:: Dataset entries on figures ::
━━━━
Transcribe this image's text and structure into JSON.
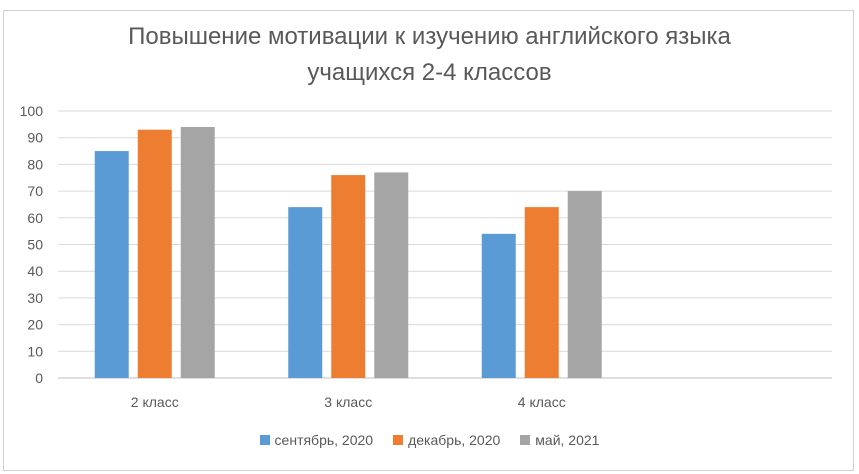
{
  "chart_data": {
    "type": "bar",
    "title_lines": [
      "Повышение мотивации к изучению английского языка",
      "учащихся 2-4 классов"
    ],
    "categories": [
      "2 класс",
      "3 класс",
      "4 класс",
      ""
    ],
    "series": [
      {
        "name": "сентябрь, 2020",
        "values": [
          85,
          64,
          54,
          null
        ],
        "color": "#5b9bd5"
      },
      {
        "name": "декабрь, 2020",
        "values": [
          93,
          76,
          64,
          null
        ],
        "color": "#ed7d31"
      },
      {
        "name": "май, 2021",
        "values": [
          94,
          77,
          70,
          null
        ],
        "color": "#a5a5a5"
      }
    ],
    "yticks": [
      0,
      10,
      20,
      30,
      40,
      50,
      60,
      70,
      80,
      90,
      100
    ],
    "ylim": [
      0,
      100
    ],
    "grid": true,
    "legend_position": "bottom"
  }
}
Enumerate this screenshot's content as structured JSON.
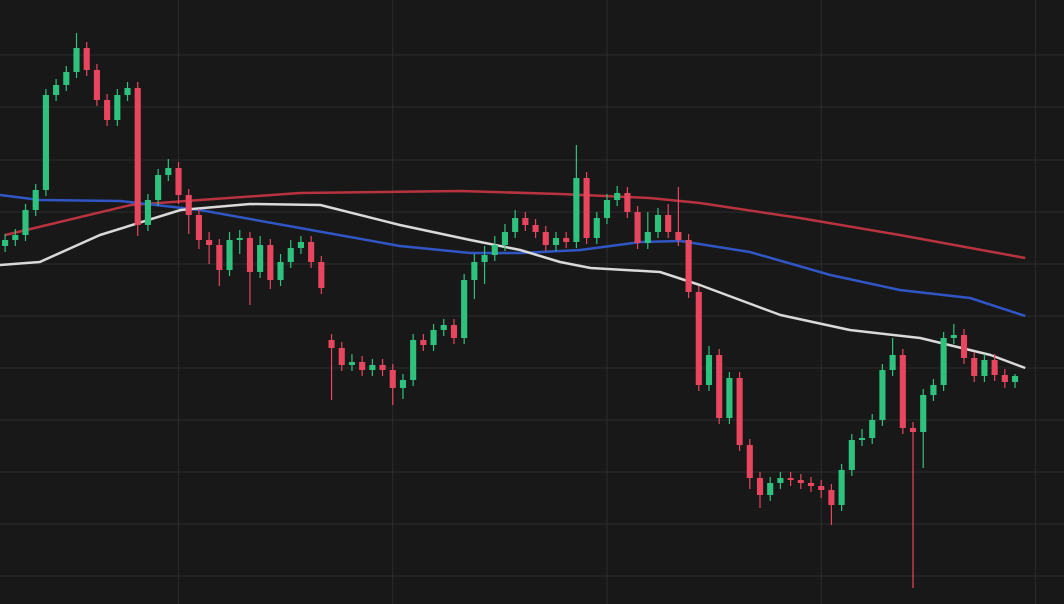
{
  "chart_data": {
    "type": "candlestick",
    "up_color": "#2ec27e",
    "down_color": "#e8455f",
    "grid": true,
    "xlim": [
      -0.5,
      103.8
    ],
    "ylim": [
      0,
      604
    ],
    "xticks": [
      17,
      38,
      59,
      80,
      101
    ],
    "yticks": [
      549,
      497,
      444,
      392,
      340,
      288,
      236,
      184,
      132,
      80,
      28
    ],
    "open": [
      358,
      364,
      369,
      394,
      414,
      509,
      519,
      532,
      556,
      534,
      504,
      484,
      509,
      516,
      379,
      404,
      429,
      436,
      409,
      389,
      364,
      359,
      334,
      364,
      366,
      332,
      359,
      324,
      342,
      356,
      362,
      342,
      264,
      256,
      239,
      242,
      234,
      239,
      234,
      216,
      224,
      264,
      259,
      274,
      279,
      266,
      324,
      342,
      349,
      359,
      372,
      386,
      379,
      372,
      359,
      366,
      362,
      426,
      366,
      386,
      404,
      411,
      392,
      361,
      372,
      389,
      372,
      364,
      312,
      219,
      249,
      186,
      226,
      159,
      126,
      109,
      121,
      126,
      124,
      121,
      118,
      114,
      99,
      134,
      164,
      166,
      184,
      234,
      249,
      176,
      172,
      209,
      219,
      266,
      269,
      246,
      228,
      244,
      229,
      222
    ],
    "high": [
      370,
      375,
      400,
      420,
      515,
      525,
      538,
      571,
      562,
      540,
      510,
      515,
      522,
      522,
      410,
      435,
      445,
      442,
      415,
      395,
      372,
      365,
      372,
      374,
      372,
      368,
      365,
      350,
      364,
      368,
      368,
      348,
      270,
      262,
      250,
      248,
      245,
      245,
      240,
      230,
      270,
      270,
      280,
      285,
      285,
      330,
      350,
      358,
      368,
      380,
      394,
      392,
      385,
      378,
      372,
      372,
      459,
      432,
      392,
      410,
      418,
      417,
      398,
      392,
      396,
      400,
      417,
      370,
      318,
      258,
      255,
      232,
      232,
      165,
      132,
      127,
      132,
      132,
      130,
      127,
      124,
      120,
      140,
      170,
      175,
      190,
      240,
      266,
      255,
      182,
      215,
      225,
      272,
      280,
      275,
      252,
      250,
      250,
      235,
      230
    ],
    "low": [
      352,
      358,
      363,
      388,
      408,
      503,
      513,
      526,
      528,
      498,
      478,
      478,
      503,
      368,
      373,
      398,
      423,
      400,
      370,
      355,
      340,
      318,
      328,
      350,
      299,
      326,
      315,
      318,
      336,
      350,
      336,
      310,
      204,
      233,
      233,
      228,
      228,
      228,
      199,
      205,
      218,
      253,
      253,
      268,
      260,
      260,
      305,
      320,
      343,
      353,
      366,
      373,
      366,
      353,
      353,
      356,
      356,
      360,
      360,
      380,
      398,
      386,
      355,
      355,
      366,
      366,
      358,
      306,
      213,
      213,
      180,
      180,
      153,
      115,
      96,
      103,
      115,
      118,
      115,
      112,
      106,
      79,
      93,
      128,
      158,
      160,
      178,
      228,
      170,
      16,
      136,
      203,
      213,
      260,
      240,
      222,
      222,
      223,
      216,
      216
    ],
    "close": [
      364,
      369,
      394,
      414,
      509,
      519,
      532,
      556,
      534,
      504,
      484,
      509,
      516,
      379,
      404,
      429,
      436,
      409,
      389,
      364,
      359,
      334,
      364,
      366,
      332,
      359,
      324,
      342,
      356,
      362,
      342,
      316,
      256,
      239,
      242,
      234,
      239,
      234,
      216,
      224,
      264,
      259,
      274,
      279,
      266,
      324,
      342,
      349,
      359,
      372,
      386,
      379,
      372,
      359,
      366,
      362,
      426,
      366,
      386,
      404,
      411,
      392,
      361,
      372,
      389,
      372,
      364,
      312,
      219,
      249,
      186,
      226,
      159,
      126,
      109,
      121,
      126,
      124,
      121,
      118,
      114,
      99,
      134,
      164,
      166,
      184,
      234,
      249,
      176,
      172,
      209,
      219,
      266,
      269,
      246,
      228,
      244,
      229,
      222,
      228
    ],
    "series": [
      {
        "type": "line",
        "color": "#b8333f",
        "x": [
          0,
          2.9,
          12.3,
          19.1,
          28.9,
          44.6,
          54.4,
          63.2,
          68.1,
          77.9,
          87.7,
          100
        ],
        "values": [
          369,
          376,
          399,
          404,
          411,
          413,
          410,
          406,
          401,
          386,
          369,
          346
        ]
      },
      {
        "type": "line",
        "color": "#2f56c4",
        "x": [
          -0.5,
          3.4,
          11.3,
          19.1,
          28.9,
          38.7,
          45.6,
          50.5,
          56.4,
          62.3,
          66.2,
          73,
          80.9,
          87.7,
          94.6,
          100
        ],
        "values": [
          409,
          404,
          403,
          394,
          376,
          358,
          351,
          351,
          354,
          362,
          363,
          352,
          329,
          314,
          306,
          288
        ]
      },
      {
        "type": "line",
        "color": "#d9d9d9",
        "x": [
          -0.5,
          3.4,
          9.3,
          17.2,
          24,
          30.9,
          38.7,
          45.6,
          50.5,
          54.4,
          57.4,
          64.2,
          68.1,
          76,
          82.8,
          89.7,
          96.6,
          100
        ],
        "values": [
          339,
          342,
          369,
          394,
          400,
          399,
          379,
          364,
          354,
          342,
          336,
          332,
          319,
          289,
          274,
          266,
          249,
          236
        ]
      }
    ]
  }
}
━━━━
Excluding the pictures, restate the records above word for word.

:: RESPONSE TO THIS TASK ::
Transcribe this image's text and structure into JSON.
{
  "chart_data": {
    "type": "bar",
    "title_lines": [
      "Повышение мотивации к изучению английского языка",
      "учащихся 2-4 классов"
    ],
    "categories": [
      "2 класс",
      "3 класс",
      "4 класс",
      ""
    ],
    "series": [
      {
        "name": "сентябрь, 2020",
        "values": [
          85,
          64,
          54,
          null
        ],
        "color": "#5b9bd5"
      },
      {
        "name": "декабрь, 2020",
        "values": [
          93,
          76,
          64,
          null
        ],
        "color": "#ed7d31"
      },
      {
        "name": "май, 2021",
        "values": [
          94,
          77,
          70,
          null
        ],
        "color": "#a5a5a5"
      }
    ],
    "yticks": [
      0,
      10,
      20,
      30,
      40,
      50,
      60,
      70,
      80,
      90,
      100
    ],
    "ylim": [
      0,
      100
    ],
    "grid": true,
    "legend_position": "bottom"
  }
}
Enumerate this screenshot's content as structured JSON.
{
  "chart_data": {
    "type": "candlestick",
    "up_color": "#2ec27e",
    "down_color": "#e8455f",
    "grid": true,
    "xlim": [
      -0.5,
      103.8
    ],
    "ylim": [
      0,
      604
    ],
    "xticks": [
      17,
      38,
      59,
      80,
      101
    ],
    "yticks": [
      549,
      497,
      444,
      392,
      340,
      288,
      236,
      184,
      132,
      80,
      28
    ],
    "open": [
      358,
      364,
      369,
      394,
      414,
      509,
      519,
      532,
      556,
      534,
      504,
      484,
      509,
      516,
      379,
      404,
      429,
      436,
      409,
      389,
      364,
      359,
      334,
      364,
      366,
      332,
      359,
      324,
      342,
      356,
      362,
      342,
      264,
      256,
      239,
      242,
      234,
      239,
      234,
      216,
      224,
      264,
      259,
      274,
      279,
      266,
      324,
      342,
      349,
      359,
      372,
      386,
      379,
      372,
      359,
      366,
      362,
      426,
      366,
      386,
      404,
      411,
      392,
      361,
      372,
      389,
      372,
      364,
      312,
      219,
      249,
      186,
      226,
      159,
      126,
      109,
      121,
      126,
      124,
      121,
      118,
      114,
      99,
      134,
      164,
      166,
      184,
      234,
      249,
      176,
      172,
      209,
      219,
      266,
      269,
      246,
      228,
      244,
      229,
      222
    ],
    "high": [
      370,
      375,
      400,
      420,
      515,
      525,
      538,
      571,
      562,
      540,
      510,
      515,
      522,
      522,
      410,
      435,
      445,
      442,
      415,
      395,
      372,
      365,
      372,
      374,
      372,
      368,
      365,
      350,
      364,
      368,
      368,
      348,
      270,
      262,
      250,
      248,
      245,
      245,
      240,
      230,
      270,
      270,
      280,
      285,
      285,
      330,
      350,
      358,
      368,
      380,
      394,
      392,
      385,
      378,
      372,
      372,
      459,
      432,
      392,
      410,
      418,
      417,
      398,
      392,
      396,
      400,
      417,
      370,
      318,
      258,
      255,
      232,
      232,
      165,
      132,
      127,
      132,
      132,
      130,
      127,
      124,
      120,
      140,
      170,
      175,
      190,
      240,
      266,
      255,
      182,
      215,
      225,
      272,
      280,
      275,
      252,
      250,
      250,
      235,
      230
    ],
    "low": [
      352,
      358,
      363,
      388,
      408,
      503,
      513,
      526,
      528,
      498,
      478,
      478,
      503,
      368,
      373,
      398,
      423,
      400,
      370,
      355,
      340,
      318,
      328,
      350,
      299,
      326,
      315,
      318,
      336,
      350,
      336,
      310,
      204,
      233,
      233,
      228,
      228,
      228,
      199,
      205,
      218,
      253,
      253,
      268,
      260,
      260,
      305,
      320,
      343,
      353,
      366,
      373,
      366,
      353,
      353,
      356,
      356,
      360,
      360,
      380,
      398,
      386,
      355,
      355,
      366,
      366,
      358,
      306,
      213,
      213,
      180,
      180,
      153,
      115,
      96,
      103,
      115,
      118,
      115,
      112,
      106,
      79,
      93,
      128,
      158,
      160,
      178,
      228,
      170,
      16,
      136,
      203,
      213,
      260,
      240,
      222,
      222,
      223,
      216,
      216
    ],
    "close": [
      364,
      369,
      394,
      414,
      509,
      519,
      532,
      556,
      534,
      504,
      484,
      509,
      516,
      379,
      404,
      429,
      436,
      409,
      389,
      364,
      359,
      334,
      364,
      366,
      332,
      359,
      324,
      342,
      356,
      362,
      342,
      316,
      256,
      239,
      242,
      234,
      239,
      234,
      216,
      224,
      264,
      259,
      274,
      279,
      266,
      324,
      342,
      349,
      359,
      372,
      386,
      379,
      372,
      359,
      366,
      362,
      426,
      366,
      386,
      404,
      411,
      392,
      361,
      372,
      389,
      372,
      364,
      312,
      219,
      249,
      186,
      226,
      159,
      126,
      109,
      121,
      126,
      124,
      121,
      118,
      114,
      99,
      134,
      164,
      166,
      184,
      234,
      249,
      176,
      172,
      209,
      219,
      266,
      269,
      246,
      228,
      244,
      229,
      222,
      228
    ],
    "series": [
      {
        "type": "line",
        "color": "#b8333f",
        "x": [
          0,
          2.9,
          12.3,
          19.1,
          28.9,
          44.6,
          54.4,
          63.2,
          68.1,
          77.9,
          87.7,
          100
        ],
        "values": [
          369,
          376,
          399,
          404,
          411,
          413,
          410,
          406,
          401,
          386,
          369,
          346
        ]
      },
      {
        "type": "line",
        "color": "#2f56c4",
        "x": [
          -0.5,
          3.4,
          11.3,
          19.1,
          28.9,
          38.7,
          45.6,
          50.5,
          56.4,
          62.3,
          66.2,
          73,
          80.9,
          87.7,
          94.6,
          100
        ],
        "values": [
          409,
          404,
          403,
          394,
          376,
          358,
          351,
          351,
          354,
          362,
          363,
          352,
          329,
          314,
          306,
          288
        ]
      },
      {
        "type": "line",
        "color": "#d9d9d9",
        "x": [
          -0.5,
          3.4,
          9.3,
          17.2,
          24,
          30.9,
          38.7,
          45.6,
          50.5,
          54.4,
          57.4,
          64.2,
          68.1,
          76,
          82.8,
          89.7,
          96.6,
          100
        ],
        "values": [
          339,
          342,
          369,
          394,
          400,
          399,
          379,
          364,
          354,
          342,
          336,
          332,
          319,
          289,
          274,
          266,
          249,
          236
        ]
      }
    ]
  }
}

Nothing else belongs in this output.